(Data excerpts)
────────

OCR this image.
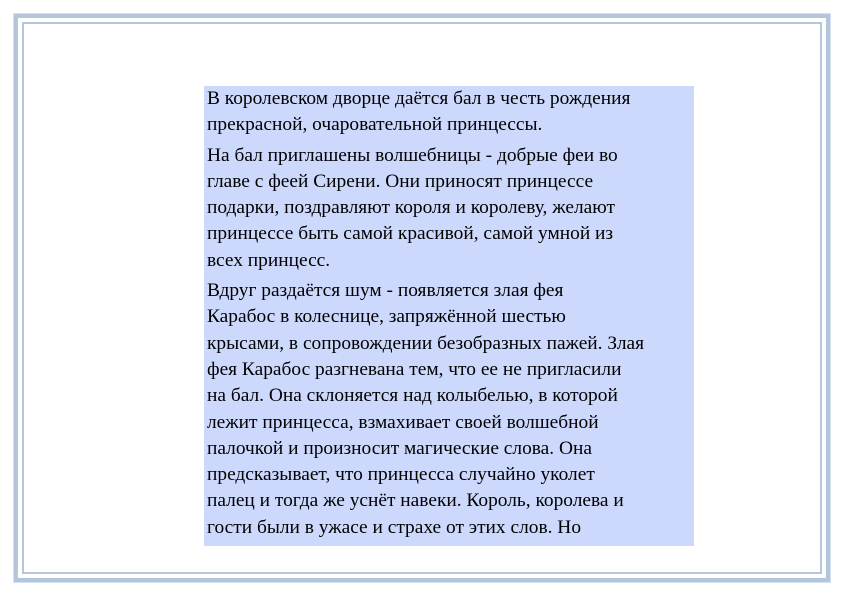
В королевском дворце даётся бал в честь рождения
прекрасной, очаровательной принцессы.

На бал приглашены волшебницы - добрые феи во
главе с феей Сирени. Они приносят принцессе
подарки, поздравляют короля и королеву, желают
принцессе быть самой красивой, самой умной из
всех принцесс.

Вдруг раздаётся шум - появляется злая фея
Карабос в колеснице, запряжённой шестью
крысами, в сопровождении безобразных пажей. Злая
фея Карабос разгневана тем, что ее не пригласили
на бал. Она склоняется над колыбелью, в которой
лежит принцесса, взмахивает своей волшебной
палочкой и произносит магические слова. Она
предсказывает, что принцесса случайно уколет
палец и тогда же уснёт навеки. Король, королева и
гости были в ужасе и страхе от этих слов. Но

────────

#### [WHAT IS NEEDED]
Locate each line with the word "Карабос" and copy it.

#### [WRITTEN RESPONSE]
Карабос в колеснице, запряжённой шестью
фея Карабос разгневана тем, что ее не пригласили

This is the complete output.